WHAT THE EXERCISE ASKS: Copy every record exactly, and keep the pictures out.

STORED ROWS:

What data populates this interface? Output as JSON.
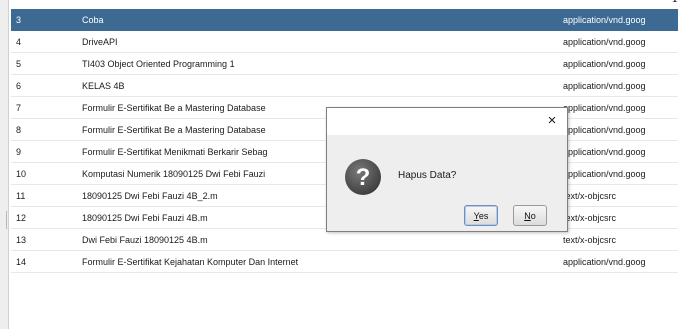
{
  "rows": [
    {
      "no": "3",
      "name": "Coba",
      "mime": "application/vnd.goog"
    },
    {
      "no": "4",
      "name": "DriveAPI",
      "mime": "application/vnd.goog"
    },
    {
      "no": "5",
      "name": "TI403 Object Oriented Programming 1",
      "mime": "application/vnd.goog"
    },
    {
      "no": "6",
      "name": "KELAS 4B",
      "mime": "application/vnd.goog"
    },
    {
      "no": "7",
      "name": "Formulir E-Sertifikat Be a Mastering Database",
      "mime": "application/vnd.goog"
    },
    {
      "no": "8",
      "name": "Formulir E-Sertifikat Be a Mastering Database",
      "mime": "application/vnd.goog"
    },
    {
      "no": "9",
      "name": "Formulir E-Sertifikat Menikmati Berkarir Sebag",
      "mime": "application/vnd.goog"
    },
    {
      "no": "10",
      "name": "Komputasi Numerik 18090125 Dwi Febi Fauzi",
      "mime": "application/vnd.goog"
    },
    {
      "no": "11",
      "name": "18090125 Dwi Febi Fauzi  4B_2.m",
      "mime": "text/x-objcsrc"
    },
    {
      "no": "12",
      "name": "18090125 Dwi Febi Fauzi  4B.m",
      "mime": "text/x-objcsrc"
    },
    {
      "no": "13",
      "name": "Dwi Febi Fauzi 18090125 4B.m",
      "mime": "text/x-objcsrc"
    },
    {
      "no": "14",
      "name": "Formulir E-Sertifikat Kejahatan Komputer Dan Internet",
      "mime": "application/vnd.goog"
    }
  ],
  "selected_row": "3",
  "dialog": {
    "message": "Hapus Data?",
    "yes_label": "Yes",
    "yes_mnemonic": "Y",
    "yes_rest": "es",
    "no_label": "No",
    "no_mnemonic": "N",
    "no_rest": "o",
    "close_glyph": "×",
    "icon": "question-icon"
  },
  "colors": {
    "selection": "#3d6a93",
    "dialog_bg": "#eeeeee",
    "icon_fill": "#5c5c5c"
  }
}
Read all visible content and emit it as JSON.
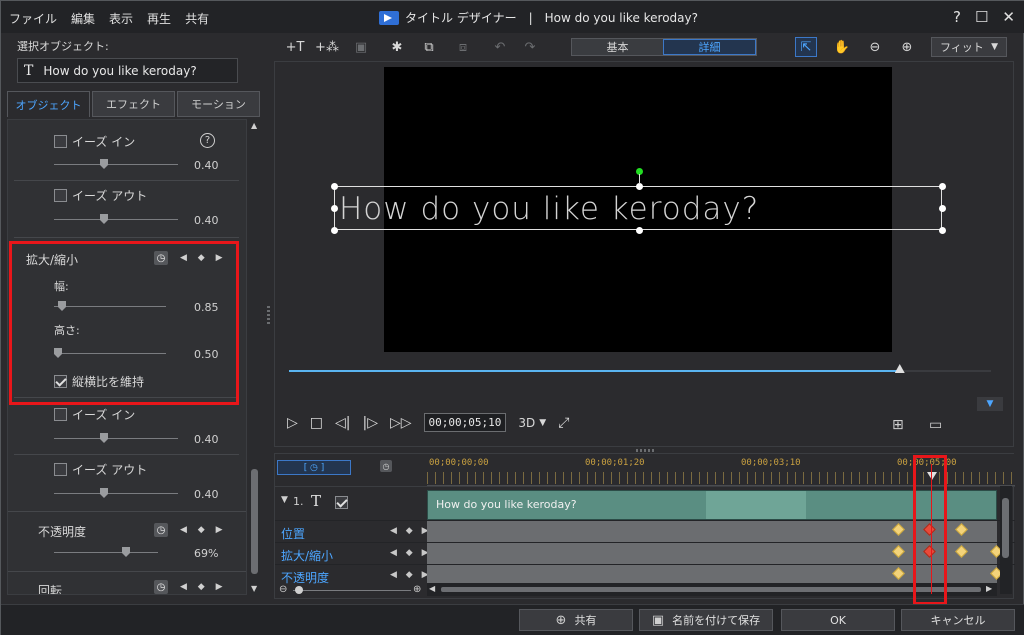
{
  "menu": [
    "ファイル",
    "編集",
    "表示",
    "再生",
    "共有"
  ],
  "window": {
    "title": "タイトル デザイナー",
    "separator": "|",
    "doc_title": "How do you like keroday?",
    "help": "?",
    "maximize": "☐",
    "close": "✕"
  },
  "left": {
    "selected_label": "選択オブジェクト:",
    "selected_icon": "T",
    "selected_value": "How do you like keroday?",
    "tabs": [
      "オブジェクト",
      "エフェクト",
      "モーション"
    ],
    "ease_in_1": "イーズ イン",
    "ease_in_1_val": "0.40",
    "ease_out_1": "イーズ アウト",
    "ease_out_1_val": "0.40",
    "scale_title": "拡大/縮小",
    "width_label": "幅:",
    "width_val": "0.85",
    "height_label": "高さ:",
    "height_val": "0.50",
    "keep_ratio": "縦横比を維持",
    "ease_in_2": "イーズ イン",
    "ease_in_2_val": "0.40",
    "ease_out_2": "イーズ アウト",
    "ease_out_2_val": "0.40",
    "opacity_title": "不透明度",
    "opacity_val": "69%",
    "rotate_title": "回転",
    "help_icon": "?",
    "kf_nav": "◀ ◆ ▶"
  },
  "toolbar": {
    "mode_basic": "基本",
    "mode_detail": "詳細",
    "fit": "フィット",
    "fit_arrow": "▼"
  },
  "preview": {
    "text": "How do you like keroday?",
    "timecode": "00;00;05;10",
    "mode3d": "3D",
    "progress": 0.87
  },
  "timeline": {
    "marks": [
      "00;00;00;00",
      "00;00;01;20",
      "00;00;03;10",
      "00;00;05;00"
    ],
    "track_num": "1.",
    "track_icon": "T",
    "clip_text": "How do you like keroday?",
    "rows": [
      "位置",
      "拡大/縮小",
      "不透明度"
    ],
    "kf_nav": "◀ ◆ ▶"
  },
  "footer": {
    "share": "共有",
    "save_as": "名前を付けて保存",
    "ok": "OK",
    "cancel": "キャンセル"
  },
  "colors": {
    "accent": "#4da6ff",
    "highlight": "#e8161a",
    "keyframe": "#f3d37a",
    "keyframe_active": "#e84a3a",
    "clip": "#5a8e82"
  }
}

RESULT:
What data populates this interface? Output as JSON.
{
  "rows": [
    {
      "no": "3",
      "name": "Coba",
      "mime": "application/vnd.goog"
    },
    {
      "no": "4",
      "name": "DriveAPI",
      "mime": "application/vnd.goog"
    },
    {
      "no": "5",
      "name": "TI403 Object Oriented Programming 1",
      "mime": "application/vnd.goog"
    },
    {
      "no": "6",
      "name": "KELAS 4B",
      "mime": "application/vnd.goog"
    },
    {
      "no": "7",
      "name": "Formulir E-Sertifikat Be a Mastering Database",
      "mime": "application/vnd.goog"
    },
    {
      "no": "8",
      "name": "Formulir E-Sertifikat Be a Mastering Database",
      "mime": "application/vnd.goog"
    },
    {
      "no": "9",
      "name": "Formulir E-Sertifikat Menikmati Berkarir Sebag",
      "mime": "application/vnd.goog"
    },
    {
      "no": "10",
      "name": "Komputasi Numerik 18090125 Dwi Febi Fauzi",
      "mime": "application/vnd.goog"
    },
    {
      "no": "11",
      "name": "18090125 Dwi Febi Fauzi  4B_2.m",
      "mime": "text/x-objcsrc"
    },
    {
      "no": "12",
      "name": "18090125 Dwi Febi Fauzi  4B.m",
      "mime": "text/x-objcsrc"
    },
    {
      "no": "13",
      "name": "Dwi Febi Fauzi 18090125 4B.m",
      "mime": "text/x-objcsrc"
    },
    {
      "no": "14",
      "name": "Formulir E-Sertifikat Kejahatan Komputer Dan Internet",
      "mime": "application/vnd.goog"
    }
  ],
  "selected_row": "3",
  "dialog": {
    "message": "Hapus Data?",
    "yes_label": "Yes",
    "yes_mnemonic": "Y",
    "yes_rest": "es",
    "no_label": "No",
    "no_mnemonic": "N",
    "no_rest": "o",
    "close_glyph": "×",
    "icon": "question-icon"
  },
  "colors": {
    "selection": "#3d6a93",
    "dialog_bg": "#eeeeee",
    "icon_fill": "#5c5c5c"
  }
}
Read all visible content and emit it as JSON.
{
  "menu": [
    "ファイル",
    "編集",
    "表示",
    "再生",
    "共有"
  ],
  "window": {
    "title": "タイトル デザイナー",
    "separator": "|",
    "doc_title": "How do you like keroday?",
    "help": "?",
    "maximize": "☐",
    "close": "✕"
  },
  "left": {
    "selected_label": "選択オブジェクト:",
    "selected_icon": "T",
    "selected_value": "How do you like keroday?",
    "tabs": [
      "オブジェクト",
      "エフェクト",
      "モーション"
    ],
    "ease_in_1": "イーズ イン",
    "ease_in_1_val": "0.40",
    "ease_out_1": "イーズ アウト",
    "ease_out_1_val": "0.40",
    "scale_title": "拡大/縮小",
    "width_label": "幅:",
    "width_val": "0.85",
    "height_label": "高さ:",
    "height_val": "0.50",
    "keep_ratio": "縦横比を維持",
    "ease_in_2": "イーズ イン",
    "ease_in_2_val": "0.40",
    "ease_out_2": "イーズ アウト",
    "ease_out_2_val": "0.40",
    "opacity_title": "不透明度",
    "opacity_val": "69%",
    "rotate_title": "回転",
    "help_icon": "?",
    "kf_nav": "◀ ◆ ▶"
  },
  "toolbar": {
    "mode_basic": "基本",
    "mode_detail": "詳細",
    "fit": "フィット",
    "fit_arrow": "▼"
  },
  "preview": {
    "text": "How do you like keroday?",
    "timecode": "00;00;05;10",
    "mode3d": "3D",
    "progress": 0.87
  },
  "timeline": {
    "marks": [
      "00;00;00;00",
      "00;00;01;20",
      "00;00;03;10",
      "00;00;05;00"
    ],
    "track_num": "1.",
    "track_icon": "T",
    "clip_text": "How do you like keroday?",
    "rows": [
      "位置",
      "拡大/縮小",
      "不透明度"
    ],
    "kf_nav": "◀ ◆ ▶"
  },
  "footer": {
    "share": "共有",
    "save_as": "名前を付けて保存",
    "ok": "OK",
    "cancel": "キャンセル"
  },
  "colors": {
    "accent": "#4da6ff",
    "highlight": "#e8161a",
    "keyframe": "#f3d37a",
    "keyframe_active": "#e84a3a",
    "clip": "#5a8e82"
  }
}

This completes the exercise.